**TASK INPUTS:**
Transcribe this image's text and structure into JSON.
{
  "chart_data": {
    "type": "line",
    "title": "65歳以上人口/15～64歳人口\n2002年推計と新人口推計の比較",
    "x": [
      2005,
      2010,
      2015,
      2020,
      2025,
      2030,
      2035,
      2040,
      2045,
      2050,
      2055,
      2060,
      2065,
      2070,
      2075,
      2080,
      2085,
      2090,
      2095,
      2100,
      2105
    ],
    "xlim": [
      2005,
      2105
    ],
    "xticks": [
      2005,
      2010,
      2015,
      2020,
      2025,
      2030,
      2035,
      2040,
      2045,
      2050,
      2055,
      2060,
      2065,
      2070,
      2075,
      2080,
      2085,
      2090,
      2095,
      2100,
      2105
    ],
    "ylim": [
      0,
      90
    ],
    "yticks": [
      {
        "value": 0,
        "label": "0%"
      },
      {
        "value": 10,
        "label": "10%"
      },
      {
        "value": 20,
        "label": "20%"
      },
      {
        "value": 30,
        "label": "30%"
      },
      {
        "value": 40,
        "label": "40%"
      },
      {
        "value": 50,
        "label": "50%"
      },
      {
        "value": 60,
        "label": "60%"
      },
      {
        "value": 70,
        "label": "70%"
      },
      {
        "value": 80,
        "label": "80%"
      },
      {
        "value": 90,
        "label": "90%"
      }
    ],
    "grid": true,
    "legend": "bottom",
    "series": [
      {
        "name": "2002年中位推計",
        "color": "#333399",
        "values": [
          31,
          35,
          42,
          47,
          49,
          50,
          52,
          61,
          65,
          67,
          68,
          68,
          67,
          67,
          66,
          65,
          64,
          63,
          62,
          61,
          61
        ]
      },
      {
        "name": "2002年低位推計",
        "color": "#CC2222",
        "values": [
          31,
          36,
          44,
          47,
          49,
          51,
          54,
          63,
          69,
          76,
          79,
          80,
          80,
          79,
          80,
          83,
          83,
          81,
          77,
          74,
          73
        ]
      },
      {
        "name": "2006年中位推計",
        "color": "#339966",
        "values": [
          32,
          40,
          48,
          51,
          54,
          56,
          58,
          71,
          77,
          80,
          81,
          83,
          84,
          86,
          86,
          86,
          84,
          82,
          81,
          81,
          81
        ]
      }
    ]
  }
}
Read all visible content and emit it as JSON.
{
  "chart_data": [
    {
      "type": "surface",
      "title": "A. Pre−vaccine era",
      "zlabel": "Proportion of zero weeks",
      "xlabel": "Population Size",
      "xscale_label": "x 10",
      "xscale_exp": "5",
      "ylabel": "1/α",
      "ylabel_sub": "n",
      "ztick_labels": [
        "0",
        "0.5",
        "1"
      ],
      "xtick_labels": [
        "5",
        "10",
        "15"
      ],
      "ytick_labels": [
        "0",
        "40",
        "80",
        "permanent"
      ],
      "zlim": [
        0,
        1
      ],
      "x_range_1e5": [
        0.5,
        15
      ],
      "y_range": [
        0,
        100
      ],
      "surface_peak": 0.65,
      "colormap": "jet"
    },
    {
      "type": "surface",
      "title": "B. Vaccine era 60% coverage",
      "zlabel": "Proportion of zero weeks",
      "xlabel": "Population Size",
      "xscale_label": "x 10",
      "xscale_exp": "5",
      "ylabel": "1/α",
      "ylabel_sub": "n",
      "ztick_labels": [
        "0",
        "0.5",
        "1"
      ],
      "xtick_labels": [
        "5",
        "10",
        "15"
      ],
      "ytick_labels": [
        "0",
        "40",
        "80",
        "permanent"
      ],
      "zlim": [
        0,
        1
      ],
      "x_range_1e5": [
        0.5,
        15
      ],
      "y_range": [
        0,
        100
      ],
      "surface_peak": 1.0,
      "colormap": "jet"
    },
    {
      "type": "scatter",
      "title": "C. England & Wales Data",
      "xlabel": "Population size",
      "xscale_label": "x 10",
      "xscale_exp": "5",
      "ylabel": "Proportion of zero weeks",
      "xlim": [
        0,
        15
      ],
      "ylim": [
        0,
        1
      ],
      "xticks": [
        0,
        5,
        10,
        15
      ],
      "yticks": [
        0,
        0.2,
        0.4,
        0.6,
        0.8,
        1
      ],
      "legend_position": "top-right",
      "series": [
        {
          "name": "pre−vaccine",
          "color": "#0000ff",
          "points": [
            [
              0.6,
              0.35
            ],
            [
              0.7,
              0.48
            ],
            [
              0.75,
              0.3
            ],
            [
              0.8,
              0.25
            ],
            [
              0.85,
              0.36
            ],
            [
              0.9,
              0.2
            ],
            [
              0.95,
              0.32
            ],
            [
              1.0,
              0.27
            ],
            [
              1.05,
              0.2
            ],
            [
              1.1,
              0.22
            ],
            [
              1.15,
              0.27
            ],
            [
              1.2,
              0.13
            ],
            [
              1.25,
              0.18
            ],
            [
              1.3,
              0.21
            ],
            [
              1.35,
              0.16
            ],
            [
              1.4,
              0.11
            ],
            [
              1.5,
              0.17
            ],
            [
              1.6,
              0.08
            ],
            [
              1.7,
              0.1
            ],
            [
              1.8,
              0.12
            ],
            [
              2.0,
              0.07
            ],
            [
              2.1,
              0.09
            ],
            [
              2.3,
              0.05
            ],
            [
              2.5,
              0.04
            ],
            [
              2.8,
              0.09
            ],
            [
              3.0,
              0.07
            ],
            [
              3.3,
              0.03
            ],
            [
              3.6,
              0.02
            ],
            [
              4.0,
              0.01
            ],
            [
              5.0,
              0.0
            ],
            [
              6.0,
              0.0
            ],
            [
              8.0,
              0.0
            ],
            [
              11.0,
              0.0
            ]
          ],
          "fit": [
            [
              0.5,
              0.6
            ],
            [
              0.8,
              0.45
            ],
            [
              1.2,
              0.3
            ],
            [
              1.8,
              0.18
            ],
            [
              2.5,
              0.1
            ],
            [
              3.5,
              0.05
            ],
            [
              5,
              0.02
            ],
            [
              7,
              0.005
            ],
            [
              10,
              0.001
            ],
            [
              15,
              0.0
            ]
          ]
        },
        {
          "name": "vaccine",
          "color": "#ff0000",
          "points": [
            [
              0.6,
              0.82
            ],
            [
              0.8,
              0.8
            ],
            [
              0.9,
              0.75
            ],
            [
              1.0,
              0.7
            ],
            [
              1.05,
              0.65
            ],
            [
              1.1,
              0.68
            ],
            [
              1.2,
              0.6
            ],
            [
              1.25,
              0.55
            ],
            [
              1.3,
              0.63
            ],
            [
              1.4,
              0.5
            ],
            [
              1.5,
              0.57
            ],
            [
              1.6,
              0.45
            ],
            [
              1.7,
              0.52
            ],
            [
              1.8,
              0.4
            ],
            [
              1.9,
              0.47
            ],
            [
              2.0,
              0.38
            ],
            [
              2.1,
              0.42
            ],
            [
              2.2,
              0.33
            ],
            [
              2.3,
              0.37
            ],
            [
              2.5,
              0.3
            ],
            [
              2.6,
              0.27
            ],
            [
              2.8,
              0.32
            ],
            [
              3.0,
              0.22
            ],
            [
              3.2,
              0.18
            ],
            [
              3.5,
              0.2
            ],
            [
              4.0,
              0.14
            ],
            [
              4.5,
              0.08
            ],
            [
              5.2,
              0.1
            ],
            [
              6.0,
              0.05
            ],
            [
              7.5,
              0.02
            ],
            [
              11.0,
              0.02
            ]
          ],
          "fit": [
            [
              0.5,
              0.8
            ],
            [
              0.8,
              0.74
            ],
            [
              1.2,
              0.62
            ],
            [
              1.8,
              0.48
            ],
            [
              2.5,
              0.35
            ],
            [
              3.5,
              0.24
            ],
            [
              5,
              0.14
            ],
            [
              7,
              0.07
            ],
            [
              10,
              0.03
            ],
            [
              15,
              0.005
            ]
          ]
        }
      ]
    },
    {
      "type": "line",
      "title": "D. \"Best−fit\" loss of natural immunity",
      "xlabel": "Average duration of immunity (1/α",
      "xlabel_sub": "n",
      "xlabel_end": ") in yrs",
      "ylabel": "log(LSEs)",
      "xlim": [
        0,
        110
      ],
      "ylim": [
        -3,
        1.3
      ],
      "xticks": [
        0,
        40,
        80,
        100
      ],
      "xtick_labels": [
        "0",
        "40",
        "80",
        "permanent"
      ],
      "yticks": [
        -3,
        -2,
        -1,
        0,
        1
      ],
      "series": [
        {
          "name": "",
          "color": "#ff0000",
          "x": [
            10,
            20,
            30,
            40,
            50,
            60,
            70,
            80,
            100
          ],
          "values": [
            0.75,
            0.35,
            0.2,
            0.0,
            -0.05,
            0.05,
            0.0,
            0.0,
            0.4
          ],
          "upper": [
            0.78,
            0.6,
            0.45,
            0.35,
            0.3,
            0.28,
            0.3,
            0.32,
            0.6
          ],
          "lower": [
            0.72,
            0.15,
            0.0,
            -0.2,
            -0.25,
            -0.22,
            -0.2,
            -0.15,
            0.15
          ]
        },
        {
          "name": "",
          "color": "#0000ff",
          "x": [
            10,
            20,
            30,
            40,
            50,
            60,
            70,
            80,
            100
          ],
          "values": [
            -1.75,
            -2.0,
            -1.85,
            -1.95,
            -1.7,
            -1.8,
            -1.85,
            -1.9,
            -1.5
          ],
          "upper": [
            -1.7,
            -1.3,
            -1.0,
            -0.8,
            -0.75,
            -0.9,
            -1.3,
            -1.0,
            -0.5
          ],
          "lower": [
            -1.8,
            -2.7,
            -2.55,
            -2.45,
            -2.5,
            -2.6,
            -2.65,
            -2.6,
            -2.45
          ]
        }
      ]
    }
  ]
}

**AIM OF THE EXERCISE:**
Read through the entries and copy every line that includes "immunity".

**RESULT OF THIS EXERCISE:**
      "title": "D. \"Best−fit\" loss of natural immunity",
      "xlabel": "Average duration of immunity (1/α",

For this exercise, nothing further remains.